== Source material ==
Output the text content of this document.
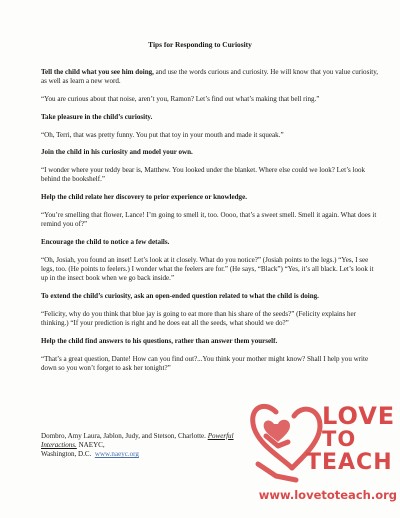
Tips for Responding to Curiosity

Tell the child what you see him doing, and use the words curious and curiosity. He will know that you value curiosity, as well as learn a new word.

“You are curious about that noise, aren’t you, Ramon? Let’s find out what’s making that bell ring.”

Take pleasure in the child’s curiosity.

“Oh, Terri, that was pretty funny. You put that toy in your mouth and made it squeak.”

Join the child in his curiosity and model your own.

“I wonder where your teddy bear is, Matthew. You looked under the blanket. Where else could we look? Let’s look behind the bookshelf.”

Help the child relate her discovery to prior experience or knowledge.

“You’re smelling that flower, Lance! I’m going to smell it, too. Oooo, that’s a sweet smell. Smell it again. What does it remind you of?”

Encourage the child to notice a few details.

“Oh, Josiah, you found an inset! Let’s look at it closely. What do you notice?” (Josiah points to the legs.) “Yes, I see legs, too. (He points to feelers.) I wonder what the feelers are for.” (He says, “Black”) “Yes, it’s all black. Let’s look it up in the insect book when we go back inside.”

To extend the child’s curiosity, ask an open-ended question related to what the child is doing.

“Felicity, why do you think that blue jay is going to eat more than his share of the seeds?” (Felicity explains her thinking.) “If your prediction is right and he does eat all the seeds, what should we do?”

Help the child find answers to his questions, rather than answer them yourself.

“That’s a great question, Dante! How can you find out?...You think your mother might know? Shall I help you write down so you won’t forget to ask her tonight?”

Dombro, Amy Laura, Jablon, Judy, and Stetson, Charlotte. Powerful Interactions. NAEYC,
Washington, D.C. www.naeyc.org
LOVE
TO
TEACH
www.lovetoteach.org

== Exercise details ==
Transcribe every line in the entries above, taking out only the images.

== Solution to the problem ==
Output the text content of this document.
Tips for Responding to Curiosity

Tell the child what you see him doing, and use the words curious and curiosity. He will know that you value curiosity, as well as learn a new word.

“You are curious about that noise, aren’t you, Ramon? Let’s find out what’s making that bell ring.”

Take pleasure in the child’s curiosity.

“Oh, Terri, that was pretty funny. You put that toy in your mouth and made it squeak.”

Join the child in his curiosity and model your own.

“I wonder where your teddy bear is, Matthew. You looked under the blanket. Where else could we look? Let’s look behind the bookshelf.”

Help the child relate her discovery to prior experience or knowledge.

“You’re smelling that flower, Lance! I’m going to smell it, too. Oooo, that’s a sweet smell. Smell it again. What does it remind you of?”

Encourage the child to notice a few details.

“Oh, Josiah, you found an inset! Let’s look at it closely. What do you notice?” (Josiah points to the legs.) “Yes, I see legs, too. (He points to feelers.) I wonder what the feelers are for.” (He says, “Black”) “Yes, it’s all black. Let’s look it up in the insect book when we go back inside.”

To extend the child’s curiosity, ask an open-ended question related to what the child is doing.

“Felicity, why do you think that blue jay is going to eat more than his share of the seeds?” (Felicity explains her thinking.) “If your prediction is right and he does eat all the seeds, what should we do?”

Help the child find answers to his questions, rather than answer them yourself.

“That’s a great question, Dante! How can you find out?...You think your mother might know? Shall I help you write down so you won’t forget to ask her tonight?”

Dombro, Amy Laura, Jablon, Judy, and Stetson, Charlotte. Powerful Interactions. NAEYC,
Washington, D.C. www.naeyc.org
LOVE
TO
TEACH
www.lovetoteach.org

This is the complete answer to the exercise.